Filter the entries and keep only the lines where the string "this" appears.

┌─ Material provided

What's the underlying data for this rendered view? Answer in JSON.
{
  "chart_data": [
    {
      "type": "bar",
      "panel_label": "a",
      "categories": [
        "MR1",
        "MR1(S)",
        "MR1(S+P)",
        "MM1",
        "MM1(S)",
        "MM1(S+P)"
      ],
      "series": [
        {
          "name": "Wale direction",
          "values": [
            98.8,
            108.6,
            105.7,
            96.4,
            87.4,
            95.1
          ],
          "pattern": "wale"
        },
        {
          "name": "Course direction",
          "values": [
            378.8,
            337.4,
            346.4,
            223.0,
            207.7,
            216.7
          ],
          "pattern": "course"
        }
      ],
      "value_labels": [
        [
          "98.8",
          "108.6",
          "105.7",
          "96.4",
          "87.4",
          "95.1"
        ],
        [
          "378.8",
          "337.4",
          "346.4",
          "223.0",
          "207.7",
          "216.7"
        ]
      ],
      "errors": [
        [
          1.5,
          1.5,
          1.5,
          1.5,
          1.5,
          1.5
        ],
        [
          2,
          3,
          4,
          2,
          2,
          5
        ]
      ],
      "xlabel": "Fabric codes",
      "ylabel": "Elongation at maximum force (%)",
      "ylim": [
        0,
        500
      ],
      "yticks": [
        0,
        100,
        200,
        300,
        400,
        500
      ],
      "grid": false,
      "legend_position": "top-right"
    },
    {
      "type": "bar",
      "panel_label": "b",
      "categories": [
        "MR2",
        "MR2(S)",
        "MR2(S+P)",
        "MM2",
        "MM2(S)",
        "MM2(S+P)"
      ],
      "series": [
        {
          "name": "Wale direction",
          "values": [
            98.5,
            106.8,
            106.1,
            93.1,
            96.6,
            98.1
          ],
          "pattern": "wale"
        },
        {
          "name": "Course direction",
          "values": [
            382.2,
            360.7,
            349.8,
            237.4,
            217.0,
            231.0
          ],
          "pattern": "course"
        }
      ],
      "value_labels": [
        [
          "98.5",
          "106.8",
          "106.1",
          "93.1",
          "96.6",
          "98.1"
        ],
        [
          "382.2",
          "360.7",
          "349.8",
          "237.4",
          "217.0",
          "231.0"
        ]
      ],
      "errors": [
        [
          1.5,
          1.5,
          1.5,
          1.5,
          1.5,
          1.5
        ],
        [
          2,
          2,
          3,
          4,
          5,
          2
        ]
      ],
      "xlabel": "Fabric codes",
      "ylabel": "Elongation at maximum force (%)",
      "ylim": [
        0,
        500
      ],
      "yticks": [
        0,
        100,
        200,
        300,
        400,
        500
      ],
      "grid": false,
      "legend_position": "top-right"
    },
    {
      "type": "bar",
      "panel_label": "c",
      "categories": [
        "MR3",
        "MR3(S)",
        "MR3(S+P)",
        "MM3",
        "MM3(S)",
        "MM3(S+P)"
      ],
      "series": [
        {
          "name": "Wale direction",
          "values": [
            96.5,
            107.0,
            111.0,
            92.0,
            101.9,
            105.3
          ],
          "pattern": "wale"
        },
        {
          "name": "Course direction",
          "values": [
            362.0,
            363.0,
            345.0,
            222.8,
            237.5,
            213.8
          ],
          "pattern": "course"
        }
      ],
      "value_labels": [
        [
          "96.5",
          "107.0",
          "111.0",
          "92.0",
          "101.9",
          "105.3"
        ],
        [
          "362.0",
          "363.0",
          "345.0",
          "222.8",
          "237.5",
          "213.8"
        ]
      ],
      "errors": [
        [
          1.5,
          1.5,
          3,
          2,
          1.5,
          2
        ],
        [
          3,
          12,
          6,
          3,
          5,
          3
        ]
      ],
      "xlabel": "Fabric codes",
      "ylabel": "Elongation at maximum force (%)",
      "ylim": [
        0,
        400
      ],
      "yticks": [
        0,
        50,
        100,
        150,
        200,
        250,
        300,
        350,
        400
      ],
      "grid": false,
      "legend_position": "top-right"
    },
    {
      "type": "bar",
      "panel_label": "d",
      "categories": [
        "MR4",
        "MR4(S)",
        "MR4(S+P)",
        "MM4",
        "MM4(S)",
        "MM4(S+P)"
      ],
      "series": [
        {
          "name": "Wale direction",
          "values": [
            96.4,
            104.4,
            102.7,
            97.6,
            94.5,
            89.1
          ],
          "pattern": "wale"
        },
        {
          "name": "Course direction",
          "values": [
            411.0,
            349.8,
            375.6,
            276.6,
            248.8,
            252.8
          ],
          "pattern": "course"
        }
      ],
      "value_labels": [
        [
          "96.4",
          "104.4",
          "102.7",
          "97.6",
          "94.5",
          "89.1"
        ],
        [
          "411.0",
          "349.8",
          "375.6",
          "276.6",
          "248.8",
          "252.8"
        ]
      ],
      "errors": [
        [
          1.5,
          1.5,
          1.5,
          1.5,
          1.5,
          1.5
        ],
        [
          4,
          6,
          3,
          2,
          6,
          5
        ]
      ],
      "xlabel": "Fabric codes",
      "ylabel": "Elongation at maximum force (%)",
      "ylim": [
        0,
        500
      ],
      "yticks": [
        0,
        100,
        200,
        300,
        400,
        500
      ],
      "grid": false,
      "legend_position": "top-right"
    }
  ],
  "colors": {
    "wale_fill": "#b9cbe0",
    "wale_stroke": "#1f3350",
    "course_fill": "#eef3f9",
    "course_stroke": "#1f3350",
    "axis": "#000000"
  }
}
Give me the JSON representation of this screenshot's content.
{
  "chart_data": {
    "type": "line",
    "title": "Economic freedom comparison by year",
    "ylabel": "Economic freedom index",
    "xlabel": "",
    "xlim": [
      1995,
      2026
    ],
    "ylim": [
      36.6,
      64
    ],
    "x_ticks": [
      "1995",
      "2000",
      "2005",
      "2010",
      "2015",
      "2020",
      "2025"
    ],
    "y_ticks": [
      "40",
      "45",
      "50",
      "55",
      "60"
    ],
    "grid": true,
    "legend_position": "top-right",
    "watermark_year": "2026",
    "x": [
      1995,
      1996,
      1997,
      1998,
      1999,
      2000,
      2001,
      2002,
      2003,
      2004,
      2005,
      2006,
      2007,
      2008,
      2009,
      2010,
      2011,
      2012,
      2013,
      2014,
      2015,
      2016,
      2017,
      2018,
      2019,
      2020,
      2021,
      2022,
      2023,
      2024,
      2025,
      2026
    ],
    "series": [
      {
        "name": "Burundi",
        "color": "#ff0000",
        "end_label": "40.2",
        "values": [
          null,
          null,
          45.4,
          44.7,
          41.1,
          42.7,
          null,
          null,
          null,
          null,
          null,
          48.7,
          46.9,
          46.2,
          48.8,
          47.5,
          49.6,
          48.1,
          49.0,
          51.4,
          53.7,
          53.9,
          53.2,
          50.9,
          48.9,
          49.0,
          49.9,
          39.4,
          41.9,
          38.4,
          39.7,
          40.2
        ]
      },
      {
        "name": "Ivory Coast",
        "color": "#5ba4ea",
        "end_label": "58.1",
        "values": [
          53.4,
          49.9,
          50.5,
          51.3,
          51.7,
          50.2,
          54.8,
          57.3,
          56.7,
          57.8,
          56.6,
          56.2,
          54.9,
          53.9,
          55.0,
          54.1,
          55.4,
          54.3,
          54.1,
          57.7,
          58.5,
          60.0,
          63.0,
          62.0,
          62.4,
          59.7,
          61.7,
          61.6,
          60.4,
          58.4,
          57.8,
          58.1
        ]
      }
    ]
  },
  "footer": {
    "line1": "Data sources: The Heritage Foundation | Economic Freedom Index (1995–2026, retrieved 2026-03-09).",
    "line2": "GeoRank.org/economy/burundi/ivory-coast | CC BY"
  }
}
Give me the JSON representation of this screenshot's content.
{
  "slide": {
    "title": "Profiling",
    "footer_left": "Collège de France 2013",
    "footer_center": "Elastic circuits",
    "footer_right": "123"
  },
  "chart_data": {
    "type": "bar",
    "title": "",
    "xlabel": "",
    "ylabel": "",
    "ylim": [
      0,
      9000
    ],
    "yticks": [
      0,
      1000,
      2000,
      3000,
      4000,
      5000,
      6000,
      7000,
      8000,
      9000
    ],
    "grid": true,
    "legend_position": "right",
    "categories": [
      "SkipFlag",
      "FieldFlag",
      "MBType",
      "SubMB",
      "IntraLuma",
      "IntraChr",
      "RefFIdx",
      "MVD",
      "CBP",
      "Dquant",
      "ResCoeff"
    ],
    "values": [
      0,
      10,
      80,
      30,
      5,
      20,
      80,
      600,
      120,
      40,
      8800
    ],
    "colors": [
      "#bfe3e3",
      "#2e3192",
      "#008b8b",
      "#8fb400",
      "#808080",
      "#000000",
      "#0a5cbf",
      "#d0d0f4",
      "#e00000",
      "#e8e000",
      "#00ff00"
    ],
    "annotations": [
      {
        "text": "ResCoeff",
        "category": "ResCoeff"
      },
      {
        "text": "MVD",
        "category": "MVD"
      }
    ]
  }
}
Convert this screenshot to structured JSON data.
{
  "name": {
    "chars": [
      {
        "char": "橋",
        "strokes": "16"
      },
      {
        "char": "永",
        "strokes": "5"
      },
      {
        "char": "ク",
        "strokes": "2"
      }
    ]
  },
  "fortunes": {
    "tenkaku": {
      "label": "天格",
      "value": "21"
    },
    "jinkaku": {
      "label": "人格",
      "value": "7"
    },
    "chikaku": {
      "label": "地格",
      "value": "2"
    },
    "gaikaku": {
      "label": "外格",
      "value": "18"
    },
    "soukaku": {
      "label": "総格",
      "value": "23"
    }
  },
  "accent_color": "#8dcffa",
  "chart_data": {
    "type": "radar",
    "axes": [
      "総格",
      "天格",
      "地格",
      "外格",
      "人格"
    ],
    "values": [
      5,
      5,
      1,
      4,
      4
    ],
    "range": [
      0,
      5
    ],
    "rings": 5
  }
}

└─

*Answer*
What's the underlying data for this rendered view? Answer in JSON.
Give me the JSON representation of this screenshot's content.
Give me the JSON representation of this screenshot's content.
Convert this screenshot to structured JSON data.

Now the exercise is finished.